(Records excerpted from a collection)
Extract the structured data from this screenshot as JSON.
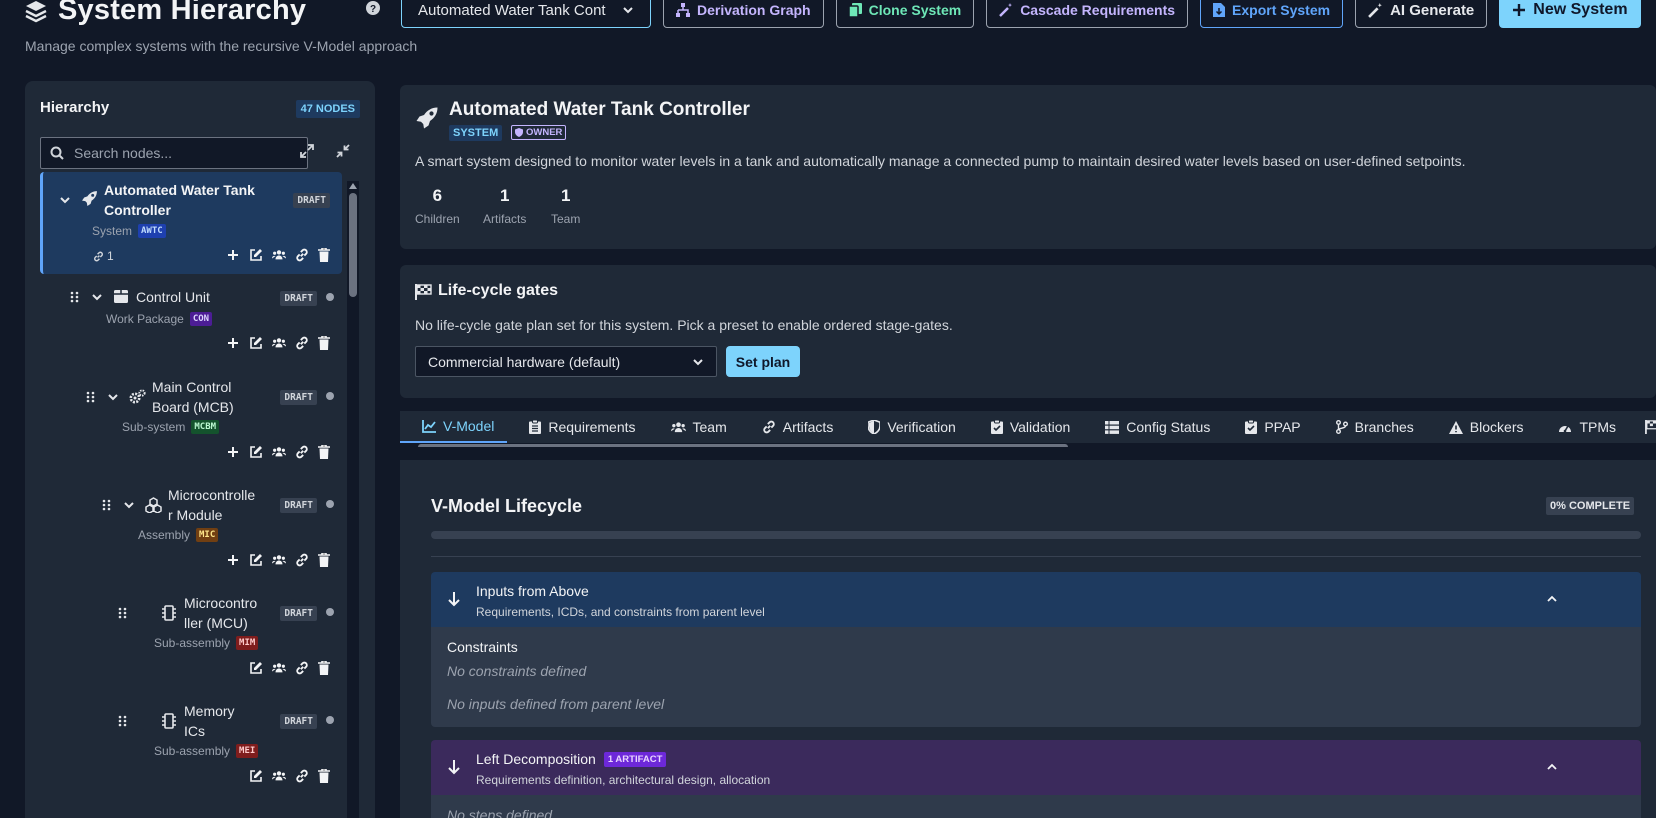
{
  "header": {
    "title": "System Hierarchy",
    "subtitle": "Manage complex systems with the recursive V-Model approach"
  },
  "toolbar": {
    "system_select": "Automated Water Tank Cont",
    "derivation_graph": "Derivation Graph",
    "clone_system": "Clone System",
    "cascade_requirements": "Cascade Requirements",
    "export_system": "Export System",
    "ai_generate": "AI Generate",
    "new_system": "New System"
  },
  "sidebar": {
    "title": "Hierarchy",
    "node_count": "47 NODES",
    "search_placeholder": "Search nodes...",
    "nodes": [
      {
        "name_line1": "Automated Water Tank",
        "name_line2": "Controller",
        "type": "System",
        "code": "AWTC",
        "status": "DRAFT",
        "links": "1"
      },
      {
        "name_line1": "Control Unit",
        "name_line2": "",
        "type": "Work Package",
        "code": "CON",
        "status": "DRAFT"
      },
      {
        "name_line1": "Main Control",
        "name_line2": "Board (MCB)",
        "type": "Sub-system",
        "code": "MCBM",
        "status": "DRAFT"
      },
      {
        "name_line1": "Microcontrolle",
        "name_line2": "r Module",
        "type": "Assembly",
        "code": "MIC",
        "status": "DRAFT"
      },
      {
        "name_line1": "Microcontro",
        "name_line2": "ller (MCU)",
        "type": "Sub-assembly",
        "code": "MIM",
        "status": "DRAFT"
      },
      {
        "name_line1": "Memory",
        "name_line2": "ICs",
        "type": "Sub-assembly",
        "code": "MEI",
        "status": "DRAFT"
      }
    ]
  },
  "system": {
    "title": "Automated Water Tank Controller",
    "type_tag": "SYSTEM",
    "role_tag": "OWNER",
    "description": "A smart system designed to monitor water levels in a tank and automatically manage a connected pump to maintain desired water levels based on user-defined setpoints.",
    "stats": [
      {
        "value": "6",
        "label": "Children"
      },
      {
        "value": "1",
        "label": "Artifacts"
      },
      {
        "value": "1",
        "label": "Team"
      }
    ]
  },
  "lifecycle": {
    "title": "Life-cycle gates",
    "description": "No life-cycle gate plan set for this system. Pick a preset to enable ordered stage-gates.",
    "preset": "Commercial hardware (default)",
    "set_plan": "Set plan"
  },
  "tabs": [
    {
      "label": "V-Model",
      "icon": "chart-line-icon"
    },
    {
      "label": "Requirements",
      "icon": "clipboard-icon"
    },
    {
      "label": "Team",
      "icon": "users-icon"
    },
    {
      "label": "Artifacts",
      "icon": "link-icon"
    },
    {
      "label": "Verification",
      "icon": "shield-icon"
    },
    {
      "label": "Validation",
      "icon": "clipboard-check-icon"
    },
    {
      "label": "Config Status",
      "icon": "table-icon"
    },
    {
      "label": "PPAP",
      "icon": "clipboard-check-icon"
    },
    {
      "label": "Branches",
      "icon": "branch-icon"
    },
    {
      "label": "Blockers",
      "icon": "warning-icon"
    },
    {
      "label": "TPMs",
      "icon": "gauge-icon"
    }
  ],
  "vmodel": {
    "title": "V-Model Lifecycle",
    "complete": "0% COMPLETE",
    "progress": 0,
    "inputs": {
      "title": "Inputs from Above",
      "subtitle": "Requirements, ICDs, and constraints from parent level",
      "constraints_label": "Constraints",
      "no_constraints": "No constraints defined",
      "no_inputs": "No inputs defined from parent level"
    },
    "left": {
      "title": "Left Decomposition",
      "badge": "1 ARTIFACT",
      "subtitle": "Requirements definition, architectural design, allocation",
      "no_steps": "No steps defined"
    }
  },
  "colors": {
    "background": "#111827",
    "panel": "#1f2937",
    "accent": "#7dd3fc",
    "selected_node": "#1e3a5f",
    "inputs_header": "#1e3a5f",
    "decomposition_header": "#3b2a5c"
  }
}
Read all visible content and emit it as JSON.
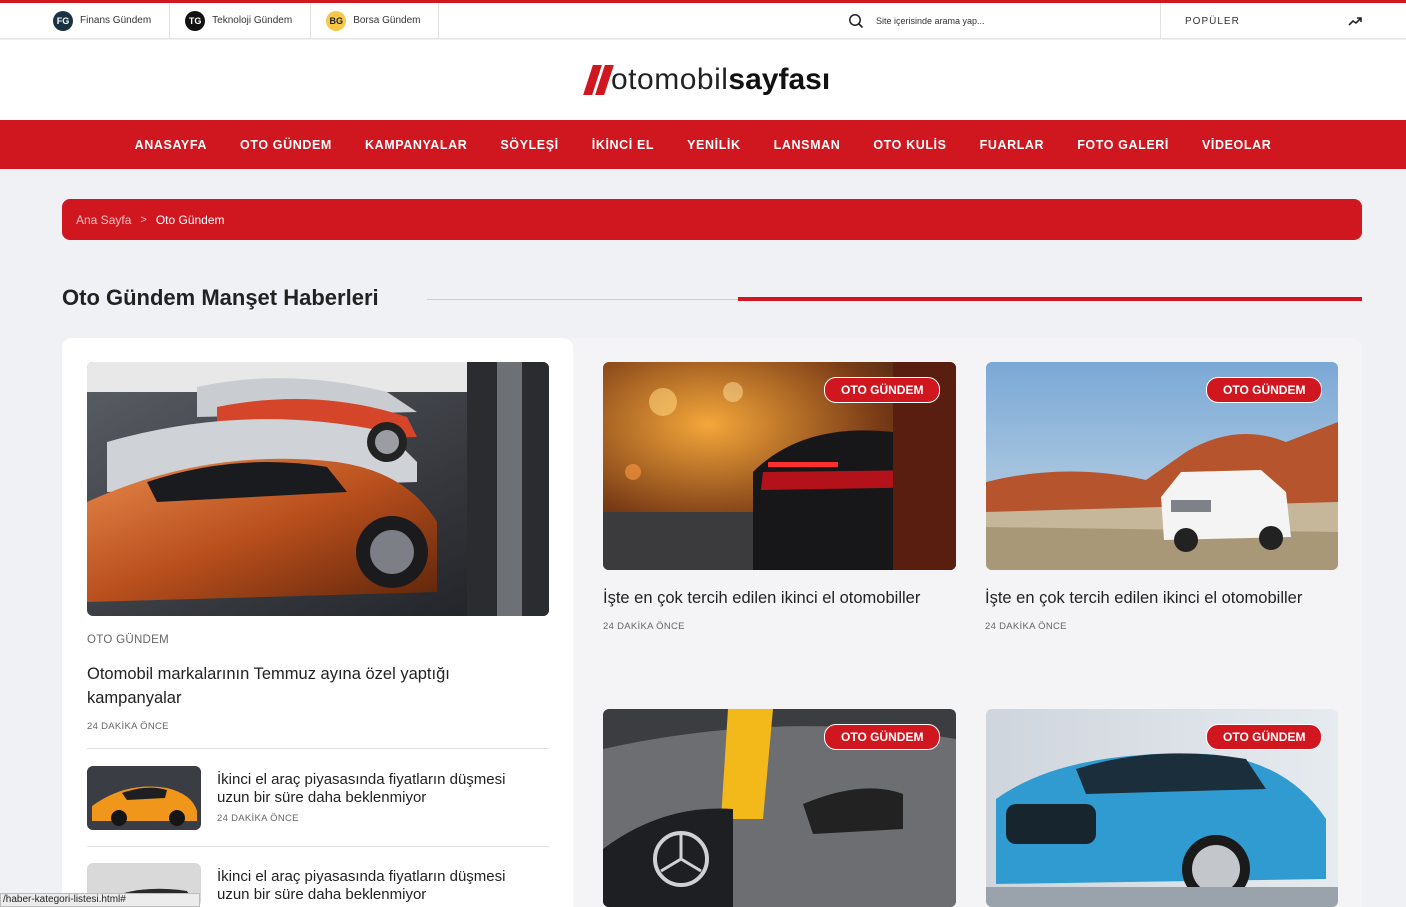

# TO DO
Reproduce the listing above exactly, excluding all pictures.

# WRITTEN REPLY
Extract the structured data from this screenshot as JSON.
{
  "header": {
    "title": "System Hierarchy",
    "subtitle": "Manage complex systems with the recursive V-Model approach"
  },
  "toolbar": {
    "system_select": "Automated Water Tank Cont",
    "derivation_graph": "Derivation Graph",
    "clone_system": "Clone System",
    "cascade_requirements": "Cascade Requirements",
    "export_system": "Export System",
    "ai_generate": "AI Generate",
    "new_system": "New System"
  },
  "sidebar": {
    "title": "Hierarchy",
    "node_count": "47 NODES",
    "search_placeholder": "Search nodes...",
    "nodes": [
      {
        "name_line1": "Automated Water Tank",
        "name_line2": "Controller",
        "type": "System",
        "code": "AWTC",
        "status": "DRAFT",
        "links": "1"
      },
      {
        "name_line1": "Control Unit",
        "name_line2": "",
        "type": "Work Package",
        "code": "CON",
        "status": "DRAFT"
      },
      {
        "name_line1": "Main Control",
        "name_line2": "Board (MCB)",
        "type": "Sub-system",
        "code": "MCBM",
        "status": "DRAFT"
      },
      {
        "name_line1": "Microcontrolle",
        "name_line2": "r Module",
        "type": "Assembly",
        "code": "MIC",
        "status": "DRAFT"
      },
      {
        "name_line1": "Microcontro",
        "name_line2": "ller (MCU)",
        "type": "Sub-assembly",
        "code": "MIM",
        "status": "DRAFT"
      },
      {
        "name_line1": "Memory",
        "name_line2": "ICs",
        "type": "Sub-assembly",
        "code": "MEI",
        "status": "DRAFT"
      }
    ]
  },
  "system": {
    "title": "Automated Water Tank Controller",
    "type_tag": "SYSTEM",
    "role_tag": "OWNER",
    "description": "A smart system designed to monitor water levels in a tank and automatically manage a connected pump to maintain desired water levels based on user-defined setpoints.",
    "stats": [
      {
        "value": "6",
        "label": "Children"
      },
      {
        "value": "1",
        "label": "Artifacts"
      },
      {
        "value": "1",
        "label": "Team"
      }
    ]
  },
  "lifecycle": {
    "title": "Life-cycle gates",
    "description": "No life-cycle gate plan set for this system. Pick a preset to enable ordered stage-gates.",
    "preset": "Commercial hardware (default)",
    "set_plan": "Set plan"
  },
  "tabs": [
    {
      "label": "V-Model",
      "icon": "chart-line-icon"
    },
    {
      "label": "Requirements",
      "icon": "clipboard-icon"
    },
    {
      "label": "Team",
      "icon": "users-icon"
    },
    {
      "label": "Artifacts",
      "icon": "link-icon"
    },
    {
      "label": "Verification",
      "icon": "shield-icon"
    },
    {
      "label": "Validation",
      "icon": "clipboard-check-icon"
    },
    {
      "label": "Config Status",
      "icon": "table-icon"
    },
    {
      "label": "PPAP",
      "icon": "clipboard-check-icon"
    },
    {
      "label": "Branches",
      "icon": "branch-icon"
    },
    {
      "label": "Blockers",
      "icon": "warning-icon"
    },
    {
      "label": "TPMs",
      "icon": "gauge-icon"
    }
  ],
  "vmodel": {
    "title": "V-Model Lifecycle",
    "complete": "0% COMPLETE",
    "progress": 0,
    "inputs": {
      "title": "Inputs from Above",
      "subtitle": "Requirements, ICDs, and constraints from parent level",
      "constraints_label": "Constraints",
      "no_constraints": "No constraints defined",
      "no_inputs": "No inputs defined from parent level"
    },
    "left": {
      "title": "Left Decomposition",
      "badge": "1 ARTIFACT",
      "subtitle": "Requirements definition, architectural design, allocation",
      "no_steps": "No steps defined"
    }
  },
  "colors": {
    "background": "#111827",
    "panel": "#1f2937",
    "accent": "#7dd3fc",
    "selected_node": "#1e3a5f",
    "inputs_header": "#1e3a5f",
    "decomposition_header": "#3b2a5c"
  }
}
Read all visible content and emit it as JSON.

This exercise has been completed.